- _Exercise task_: Locate every line below that contains the word "PRIVATE" and copy it.

[Stored data]
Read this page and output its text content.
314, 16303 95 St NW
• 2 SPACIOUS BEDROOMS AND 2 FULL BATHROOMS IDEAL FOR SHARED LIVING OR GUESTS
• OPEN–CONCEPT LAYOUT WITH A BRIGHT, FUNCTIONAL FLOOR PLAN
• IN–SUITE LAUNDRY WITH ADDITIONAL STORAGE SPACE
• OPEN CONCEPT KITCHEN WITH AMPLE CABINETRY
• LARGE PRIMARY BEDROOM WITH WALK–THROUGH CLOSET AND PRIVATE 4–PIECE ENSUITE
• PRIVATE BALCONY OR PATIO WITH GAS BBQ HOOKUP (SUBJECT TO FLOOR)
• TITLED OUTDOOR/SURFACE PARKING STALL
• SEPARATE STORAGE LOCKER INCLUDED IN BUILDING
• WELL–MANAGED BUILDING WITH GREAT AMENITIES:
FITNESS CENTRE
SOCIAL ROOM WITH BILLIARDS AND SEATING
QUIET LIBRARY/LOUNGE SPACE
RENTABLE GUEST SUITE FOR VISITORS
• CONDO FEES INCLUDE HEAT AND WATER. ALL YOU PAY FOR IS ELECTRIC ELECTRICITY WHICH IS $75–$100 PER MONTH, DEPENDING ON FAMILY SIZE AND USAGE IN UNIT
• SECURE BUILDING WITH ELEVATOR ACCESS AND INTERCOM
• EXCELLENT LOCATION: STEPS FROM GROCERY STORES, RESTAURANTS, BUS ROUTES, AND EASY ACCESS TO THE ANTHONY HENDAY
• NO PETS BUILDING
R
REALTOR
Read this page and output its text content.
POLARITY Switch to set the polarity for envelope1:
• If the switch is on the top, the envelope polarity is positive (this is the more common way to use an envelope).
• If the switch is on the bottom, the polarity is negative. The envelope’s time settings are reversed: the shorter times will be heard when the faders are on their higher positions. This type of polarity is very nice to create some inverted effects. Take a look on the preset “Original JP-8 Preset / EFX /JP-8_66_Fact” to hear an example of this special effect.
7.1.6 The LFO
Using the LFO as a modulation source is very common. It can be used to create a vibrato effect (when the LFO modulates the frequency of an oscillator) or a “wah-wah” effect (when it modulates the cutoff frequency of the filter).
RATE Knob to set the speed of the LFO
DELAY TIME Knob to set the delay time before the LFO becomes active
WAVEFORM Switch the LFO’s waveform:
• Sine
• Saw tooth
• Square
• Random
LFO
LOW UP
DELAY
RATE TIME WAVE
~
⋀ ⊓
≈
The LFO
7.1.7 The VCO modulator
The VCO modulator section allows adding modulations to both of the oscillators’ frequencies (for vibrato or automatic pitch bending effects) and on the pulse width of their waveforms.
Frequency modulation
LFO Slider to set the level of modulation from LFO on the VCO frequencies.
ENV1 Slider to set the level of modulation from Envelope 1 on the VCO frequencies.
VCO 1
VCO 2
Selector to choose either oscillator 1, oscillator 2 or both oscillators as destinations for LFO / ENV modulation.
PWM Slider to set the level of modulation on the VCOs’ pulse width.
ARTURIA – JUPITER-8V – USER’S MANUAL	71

- _Problem solution_:
• LARGE PRIMARY BEDROOM WITH WALK–THROUGH CLOSET AND PRIVATE 4–PIECE ENSUITE
• PRIVATE BALCONY OR PATIO WITH GAS BBQ HOOKUP (SUBJECT TO FLOOR)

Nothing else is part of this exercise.